What the task requires
Copy out each line of the material in which the word "text" appears.

Supplied records
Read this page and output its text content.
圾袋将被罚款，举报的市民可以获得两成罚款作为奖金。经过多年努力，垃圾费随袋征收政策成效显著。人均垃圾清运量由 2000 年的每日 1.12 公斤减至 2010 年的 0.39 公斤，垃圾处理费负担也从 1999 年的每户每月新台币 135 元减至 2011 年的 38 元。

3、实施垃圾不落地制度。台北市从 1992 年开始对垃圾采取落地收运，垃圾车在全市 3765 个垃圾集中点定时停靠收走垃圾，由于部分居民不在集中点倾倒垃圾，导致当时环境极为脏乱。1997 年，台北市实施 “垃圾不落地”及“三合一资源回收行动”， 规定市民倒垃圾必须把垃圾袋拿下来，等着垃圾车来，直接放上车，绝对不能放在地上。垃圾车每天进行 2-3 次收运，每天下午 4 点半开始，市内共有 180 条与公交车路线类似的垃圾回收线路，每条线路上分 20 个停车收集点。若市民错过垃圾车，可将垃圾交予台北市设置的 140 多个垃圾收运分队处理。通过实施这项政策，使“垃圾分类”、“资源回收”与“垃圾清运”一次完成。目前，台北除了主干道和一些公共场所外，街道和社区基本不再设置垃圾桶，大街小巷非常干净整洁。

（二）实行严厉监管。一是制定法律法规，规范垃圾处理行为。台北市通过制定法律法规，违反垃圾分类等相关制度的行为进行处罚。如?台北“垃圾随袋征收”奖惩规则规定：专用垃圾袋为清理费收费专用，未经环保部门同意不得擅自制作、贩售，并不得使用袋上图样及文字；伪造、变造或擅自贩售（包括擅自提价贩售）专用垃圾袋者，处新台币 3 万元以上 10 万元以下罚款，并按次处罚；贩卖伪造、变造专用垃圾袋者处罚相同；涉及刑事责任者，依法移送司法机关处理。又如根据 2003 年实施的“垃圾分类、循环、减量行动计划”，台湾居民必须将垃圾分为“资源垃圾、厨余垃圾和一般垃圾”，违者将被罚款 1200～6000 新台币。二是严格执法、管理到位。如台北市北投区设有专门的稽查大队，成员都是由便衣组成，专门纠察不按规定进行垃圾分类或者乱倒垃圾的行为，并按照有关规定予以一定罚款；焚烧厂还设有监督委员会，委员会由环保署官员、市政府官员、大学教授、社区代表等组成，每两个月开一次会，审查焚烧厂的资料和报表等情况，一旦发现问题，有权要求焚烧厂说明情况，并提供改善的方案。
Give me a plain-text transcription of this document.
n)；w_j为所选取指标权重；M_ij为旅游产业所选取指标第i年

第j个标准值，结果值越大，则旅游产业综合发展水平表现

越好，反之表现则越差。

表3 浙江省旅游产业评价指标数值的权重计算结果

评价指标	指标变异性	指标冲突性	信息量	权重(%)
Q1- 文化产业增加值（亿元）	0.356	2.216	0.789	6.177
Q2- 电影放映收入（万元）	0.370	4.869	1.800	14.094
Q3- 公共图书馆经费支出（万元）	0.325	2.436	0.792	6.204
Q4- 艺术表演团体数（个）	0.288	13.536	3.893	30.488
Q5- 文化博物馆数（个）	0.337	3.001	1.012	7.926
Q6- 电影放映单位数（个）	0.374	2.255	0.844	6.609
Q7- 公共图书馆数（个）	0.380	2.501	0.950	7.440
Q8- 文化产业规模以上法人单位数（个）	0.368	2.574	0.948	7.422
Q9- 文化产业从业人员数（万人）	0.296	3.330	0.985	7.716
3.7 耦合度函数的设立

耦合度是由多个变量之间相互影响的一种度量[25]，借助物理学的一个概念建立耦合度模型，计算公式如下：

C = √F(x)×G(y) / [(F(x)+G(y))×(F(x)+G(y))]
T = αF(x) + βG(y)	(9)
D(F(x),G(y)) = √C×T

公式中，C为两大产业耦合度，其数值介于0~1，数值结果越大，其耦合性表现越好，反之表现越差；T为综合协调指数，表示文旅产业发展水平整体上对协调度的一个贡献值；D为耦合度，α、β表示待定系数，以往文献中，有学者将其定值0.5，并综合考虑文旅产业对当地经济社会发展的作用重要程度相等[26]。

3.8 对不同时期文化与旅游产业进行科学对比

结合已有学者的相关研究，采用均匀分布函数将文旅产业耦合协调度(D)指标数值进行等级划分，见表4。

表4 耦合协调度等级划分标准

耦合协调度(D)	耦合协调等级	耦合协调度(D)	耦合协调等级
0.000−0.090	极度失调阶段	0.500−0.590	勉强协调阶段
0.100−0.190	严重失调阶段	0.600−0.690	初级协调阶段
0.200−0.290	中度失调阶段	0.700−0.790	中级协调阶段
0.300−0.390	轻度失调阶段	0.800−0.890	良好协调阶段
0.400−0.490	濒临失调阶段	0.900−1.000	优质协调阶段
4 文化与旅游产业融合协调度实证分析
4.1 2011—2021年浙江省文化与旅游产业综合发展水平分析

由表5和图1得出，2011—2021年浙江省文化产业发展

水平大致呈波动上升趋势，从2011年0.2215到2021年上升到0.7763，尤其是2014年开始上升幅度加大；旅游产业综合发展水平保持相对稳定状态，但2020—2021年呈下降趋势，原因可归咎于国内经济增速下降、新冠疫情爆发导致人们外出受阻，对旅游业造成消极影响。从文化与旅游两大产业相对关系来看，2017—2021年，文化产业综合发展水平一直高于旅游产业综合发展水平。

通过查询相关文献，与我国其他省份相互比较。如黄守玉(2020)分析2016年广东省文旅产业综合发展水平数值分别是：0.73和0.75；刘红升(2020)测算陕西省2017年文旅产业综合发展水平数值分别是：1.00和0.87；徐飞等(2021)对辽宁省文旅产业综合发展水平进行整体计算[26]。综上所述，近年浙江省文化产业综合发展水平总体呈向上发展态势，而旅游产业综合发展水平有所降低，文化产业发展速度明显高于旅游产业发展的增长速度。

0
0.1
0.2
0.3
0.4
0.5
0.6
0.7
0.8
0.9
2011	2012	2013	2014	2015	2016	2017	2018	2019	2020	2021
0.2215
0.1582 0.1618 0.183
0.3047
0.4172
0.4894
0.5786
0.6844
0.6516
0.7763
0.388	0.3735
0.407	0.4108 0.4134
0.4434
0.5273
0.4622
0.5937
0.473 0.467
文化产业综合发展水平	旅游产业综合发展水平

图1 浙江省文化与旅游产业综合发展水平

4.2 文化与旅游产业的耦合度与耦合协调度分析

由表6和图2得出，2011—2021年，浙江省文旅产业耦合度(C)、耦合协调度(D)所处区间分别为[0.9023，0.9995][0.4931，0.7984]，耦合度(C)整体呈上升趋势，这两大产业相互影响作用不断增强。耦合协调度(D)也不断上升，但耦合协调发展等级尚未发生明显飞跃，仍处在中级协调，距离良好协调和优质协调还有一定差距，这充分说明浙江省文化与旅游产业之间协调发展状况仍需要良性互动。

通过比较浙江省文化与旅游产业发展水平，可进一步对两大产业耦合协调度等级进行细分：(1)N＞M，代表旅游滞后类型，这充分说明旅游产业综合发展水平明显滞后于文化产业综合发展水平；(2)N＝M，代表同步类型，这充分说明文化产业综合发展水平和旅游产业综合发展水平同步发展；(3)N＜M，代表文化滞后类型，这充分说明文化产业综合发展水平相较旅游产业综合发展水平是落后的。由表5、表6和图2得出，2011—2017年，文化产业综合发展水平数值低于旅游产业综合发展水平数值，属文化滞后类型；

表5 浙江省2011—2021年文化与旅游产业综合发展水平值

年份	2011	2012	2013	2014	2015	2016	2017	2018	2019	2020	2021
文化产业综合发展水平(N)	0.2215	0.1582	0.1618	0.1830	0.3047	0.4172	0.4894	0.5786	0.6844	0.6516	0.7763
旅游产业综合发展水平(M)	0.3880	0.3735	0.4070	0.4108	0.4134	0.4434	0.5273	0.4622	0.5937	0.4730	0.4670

Full solution
Read this page and output its text content.
Give me a plain-text transcription of this document.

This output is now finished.